(Figure dataset records)
====

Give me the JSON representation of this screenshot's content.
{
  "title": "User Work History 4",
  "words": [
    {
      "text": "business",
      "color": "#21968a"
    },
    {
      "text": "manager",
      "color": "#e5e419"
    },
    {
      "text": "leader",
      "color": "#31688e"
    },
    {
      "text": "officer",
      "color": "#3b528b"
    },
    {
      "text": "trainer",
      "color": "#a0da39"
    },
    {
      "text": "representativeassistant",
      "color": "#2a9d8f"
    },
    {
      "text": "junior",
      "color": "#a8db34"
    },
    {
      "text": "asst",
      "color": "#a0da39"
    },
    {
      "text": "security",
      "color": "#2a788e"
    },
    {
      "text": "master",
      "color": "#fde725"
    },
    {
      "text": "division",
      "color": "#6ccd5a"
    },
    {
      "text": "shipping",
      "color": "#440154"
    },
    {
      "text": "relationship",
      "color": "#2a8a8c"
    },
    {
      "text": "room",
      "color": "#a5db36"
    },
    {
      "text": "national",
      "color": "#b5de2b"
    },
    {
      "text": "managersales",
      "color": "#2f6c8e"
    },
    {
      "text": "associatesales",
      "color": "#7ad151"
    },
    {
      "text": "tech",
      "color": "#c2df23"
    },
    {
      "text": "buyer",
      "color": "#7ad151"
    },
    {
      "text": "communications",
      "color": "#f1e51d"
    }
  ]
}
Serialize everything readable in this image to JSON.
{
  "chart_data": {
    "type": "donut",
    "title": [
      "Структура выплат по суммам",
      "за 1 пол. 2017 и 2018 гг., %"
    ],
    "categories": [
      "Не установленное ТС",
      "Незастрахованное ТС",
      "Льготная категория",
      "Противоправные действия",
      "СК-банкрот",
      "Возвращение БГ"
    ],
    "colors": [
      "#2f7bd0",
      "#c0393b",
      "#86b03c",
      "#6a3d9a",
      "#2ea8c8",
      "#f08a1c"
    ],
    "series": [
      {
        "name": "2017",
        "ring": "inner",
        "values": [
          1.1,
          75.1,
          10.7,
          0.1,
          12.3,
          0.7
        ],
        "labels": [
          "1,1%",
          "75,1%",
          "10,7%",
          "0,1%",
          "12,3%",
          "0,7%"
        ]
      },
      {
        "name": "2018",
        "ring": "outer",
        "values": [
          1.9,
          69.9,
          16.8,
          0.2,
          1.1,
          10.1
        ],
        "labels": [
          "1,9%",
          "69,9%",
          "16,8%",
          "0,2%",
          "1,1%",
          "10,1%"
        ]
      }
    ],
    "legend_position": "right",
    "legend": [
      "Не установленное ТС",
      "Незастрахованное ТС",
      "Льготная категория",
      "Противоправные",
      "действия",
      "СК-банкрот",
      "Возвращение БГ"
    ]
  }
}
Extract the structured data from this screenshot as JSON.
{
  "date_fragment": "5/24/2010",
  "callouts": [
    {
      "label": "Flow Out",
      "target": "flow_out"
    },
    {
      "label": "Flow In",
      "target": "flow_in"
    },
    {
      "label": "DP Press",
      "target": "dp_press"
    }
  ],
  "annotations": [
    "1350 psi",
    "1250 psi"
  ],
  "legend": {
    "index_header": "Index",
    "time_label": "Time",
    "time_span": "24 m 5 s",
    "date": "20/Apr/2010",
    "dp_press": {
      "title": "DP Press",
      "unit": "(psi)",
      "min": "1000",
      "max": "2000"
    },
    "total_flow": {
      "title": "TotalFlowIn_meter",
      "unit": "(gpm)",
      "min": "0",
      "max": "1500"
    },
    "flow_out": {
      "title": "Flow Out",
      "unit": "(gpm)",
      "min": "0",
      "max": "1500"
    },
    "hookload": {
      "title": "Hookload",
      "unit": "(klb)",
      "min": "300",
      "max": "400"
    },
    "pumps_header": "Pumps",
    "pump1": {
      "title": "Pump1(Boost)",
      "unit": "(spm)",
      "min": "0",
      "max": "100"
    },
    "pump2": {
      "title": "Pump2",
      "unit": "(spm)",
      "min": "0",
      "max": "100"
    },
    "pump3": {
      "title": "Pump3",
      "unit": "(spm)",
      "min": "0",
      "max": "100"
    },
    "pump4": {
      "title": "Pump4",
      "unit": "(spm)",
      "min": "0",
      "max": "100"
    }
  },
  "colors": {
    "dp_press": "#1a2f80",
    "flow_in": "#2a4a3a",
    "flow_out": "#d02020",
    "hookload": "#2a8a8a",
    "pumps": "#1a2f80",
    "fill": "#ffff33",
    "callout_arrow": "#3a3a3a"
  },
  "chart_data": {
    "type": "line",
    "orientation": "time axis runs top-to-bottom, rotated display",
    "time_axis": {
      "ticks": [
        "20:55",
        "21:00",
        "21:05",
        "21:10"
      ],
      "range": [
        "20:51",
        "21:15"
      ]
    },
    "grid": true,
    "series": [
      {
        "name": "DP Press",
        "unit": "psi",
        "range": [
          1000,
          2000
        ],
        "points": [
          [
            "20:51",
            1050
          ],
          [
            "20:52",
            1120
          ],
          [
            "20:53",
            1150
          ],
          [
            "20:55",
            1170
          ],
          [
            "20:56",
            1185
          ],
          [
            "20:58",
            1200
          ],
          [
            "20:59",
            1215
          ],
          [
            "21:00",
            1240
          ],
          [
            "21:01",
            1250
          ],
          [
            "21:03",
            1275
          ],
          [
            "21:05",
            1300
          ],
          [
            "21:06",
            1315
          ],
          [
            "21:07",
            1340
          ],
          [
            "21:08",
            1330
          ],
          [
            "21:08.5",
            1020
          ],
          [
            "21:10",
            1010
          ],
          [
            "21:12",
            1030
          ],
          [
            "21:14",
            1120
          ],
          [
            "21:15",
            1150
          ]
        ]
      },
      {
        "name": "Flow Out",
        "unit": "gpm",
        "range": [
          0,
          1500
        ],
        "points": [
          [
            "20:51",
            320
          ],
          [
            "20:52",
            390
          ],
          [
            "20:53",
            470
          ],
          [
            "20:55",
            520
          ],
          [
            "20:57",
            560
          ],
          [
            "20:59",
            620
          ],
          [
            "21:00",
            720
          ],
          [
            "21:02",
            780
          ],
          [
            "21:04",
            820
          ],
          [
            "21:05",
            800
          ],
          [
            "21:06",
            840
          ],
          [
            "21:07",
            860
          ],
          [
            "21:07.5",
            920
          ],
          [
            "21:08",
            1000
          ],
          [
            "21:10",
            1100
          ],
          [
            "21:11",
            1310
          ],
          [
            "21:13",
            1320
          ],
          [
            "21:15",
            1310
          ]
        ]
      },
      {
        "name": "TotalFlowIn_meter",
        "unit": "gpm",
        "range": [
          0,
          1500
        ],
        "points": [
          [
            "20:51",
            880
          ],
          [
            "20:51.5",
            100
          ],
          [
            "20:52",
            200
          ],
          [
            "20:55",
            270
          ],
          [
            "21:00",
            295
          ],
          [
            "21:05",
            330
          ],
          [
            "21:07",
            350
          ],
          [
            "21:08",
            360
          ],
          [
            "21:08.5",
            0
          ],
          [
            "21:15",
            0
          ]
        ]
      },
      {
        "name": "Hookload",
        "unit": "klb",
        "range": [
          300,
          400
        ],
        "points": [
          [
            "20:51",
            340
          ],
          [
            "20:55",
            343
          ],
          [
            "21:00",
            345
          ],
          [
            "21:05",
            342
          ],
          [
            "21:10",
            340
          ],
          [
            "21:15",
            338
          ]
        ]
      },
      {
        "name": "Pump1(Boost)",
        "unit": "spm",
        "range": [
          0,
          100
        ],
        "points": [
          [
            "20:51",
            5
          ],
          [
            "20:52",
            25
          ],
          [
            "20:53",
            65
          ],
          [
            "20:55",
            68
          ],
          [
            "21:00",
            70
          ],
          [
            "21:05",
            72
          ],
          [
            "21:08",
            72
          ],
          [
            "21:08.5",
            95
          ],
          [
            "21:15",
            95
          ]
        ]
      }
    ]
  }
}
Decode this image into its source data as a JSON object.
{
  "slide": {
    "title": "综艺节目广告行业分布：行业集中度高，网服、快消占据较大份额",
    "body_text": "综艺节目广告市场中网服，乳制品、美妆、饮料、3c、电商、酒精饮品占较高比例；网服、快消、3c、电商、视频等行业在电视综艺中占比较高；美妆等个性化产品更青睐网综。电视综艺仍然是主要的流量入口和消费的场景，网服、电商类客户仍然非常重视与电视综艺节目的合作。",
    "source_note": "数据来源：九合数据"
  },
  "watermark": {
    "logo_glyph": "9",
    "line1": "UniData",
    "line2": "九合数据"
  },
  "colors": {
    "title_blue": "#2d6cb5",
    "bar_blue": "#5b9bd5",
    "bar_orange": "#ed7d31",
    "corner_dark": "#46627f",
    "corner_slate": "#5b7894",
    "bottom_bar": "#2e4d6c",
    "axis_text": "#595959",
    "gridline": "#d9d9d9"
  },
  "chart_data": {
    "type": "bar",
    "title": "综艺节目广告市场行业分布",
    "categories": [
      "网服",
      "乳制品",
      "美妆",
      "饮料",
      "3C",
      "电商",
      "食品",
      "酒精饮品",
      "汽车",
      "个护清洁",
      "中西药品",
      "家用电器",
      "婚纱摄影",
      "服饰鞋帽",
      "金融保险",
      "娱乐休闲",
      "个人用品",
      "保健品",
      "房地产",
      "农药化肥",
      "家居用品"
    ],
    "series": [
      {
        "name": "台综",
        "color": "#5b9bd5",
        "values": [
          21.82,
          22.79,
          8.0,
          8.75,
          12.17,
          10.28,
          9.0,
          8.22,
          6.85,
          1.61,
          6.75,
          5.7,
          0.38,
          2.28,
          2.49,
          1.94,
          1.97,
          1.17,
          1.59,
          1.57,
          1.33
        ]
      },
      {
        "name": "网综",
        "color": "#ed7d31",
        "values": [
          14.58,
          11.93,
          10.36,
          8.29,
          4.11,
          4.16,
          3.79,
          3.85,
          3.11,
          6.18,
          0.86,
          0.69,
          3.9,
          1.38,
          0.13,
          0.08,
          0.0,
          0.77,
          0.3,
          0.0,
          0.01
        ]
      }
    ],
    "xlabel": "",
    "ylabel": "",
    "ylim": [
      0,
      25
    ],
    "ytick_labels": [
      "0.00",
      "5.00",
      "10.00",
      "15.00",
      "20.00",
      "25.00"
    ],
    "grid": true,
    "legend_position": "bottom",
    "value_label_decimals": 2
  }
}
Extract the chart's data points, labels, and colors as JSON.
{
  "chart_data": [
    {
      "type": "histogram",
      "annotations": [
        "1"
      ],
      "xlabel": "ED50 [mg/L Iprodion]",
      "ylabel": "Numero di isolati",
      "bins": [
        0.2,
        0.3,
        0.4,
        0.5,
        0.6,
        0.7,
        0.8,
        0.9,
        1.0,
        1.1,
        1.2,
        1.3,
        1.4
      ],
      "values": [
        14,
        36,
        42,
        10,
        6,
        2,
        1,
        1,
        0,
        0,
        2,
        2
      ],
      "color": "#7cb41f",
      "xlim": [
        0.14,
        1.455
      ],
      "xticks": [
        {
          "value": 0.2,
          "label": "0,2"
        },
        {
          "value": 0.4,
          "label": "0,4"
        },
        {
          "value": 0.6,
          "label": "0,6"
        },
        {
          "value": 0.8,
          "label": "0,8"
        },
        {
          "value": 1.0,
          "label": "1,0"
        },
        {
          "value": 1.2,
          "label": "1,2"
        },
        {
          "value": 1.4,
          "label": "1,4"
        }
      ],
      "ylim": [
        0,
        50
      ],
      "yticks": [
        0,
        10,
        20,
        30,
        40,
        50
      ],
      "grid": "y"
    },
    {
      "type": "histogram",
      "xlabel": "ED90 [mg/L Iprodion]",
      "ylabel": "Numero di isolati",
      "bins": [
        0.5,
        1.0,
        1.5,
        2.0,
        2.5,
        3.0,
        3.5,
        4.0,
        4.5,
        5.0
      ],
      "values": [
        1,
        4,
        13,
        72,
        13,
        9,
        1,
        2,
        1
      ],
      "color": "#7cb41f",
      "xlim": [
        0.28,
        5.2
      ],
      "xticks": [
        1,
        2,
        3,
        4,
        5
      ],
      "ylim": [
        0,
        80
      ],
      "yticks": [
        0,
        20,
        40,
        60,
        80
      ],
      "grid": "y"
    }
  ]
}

====

Copy each line of the listing that includes "image".

Serialize everything readable in this image to JSON.
Decode this image into its source data as a JSON object.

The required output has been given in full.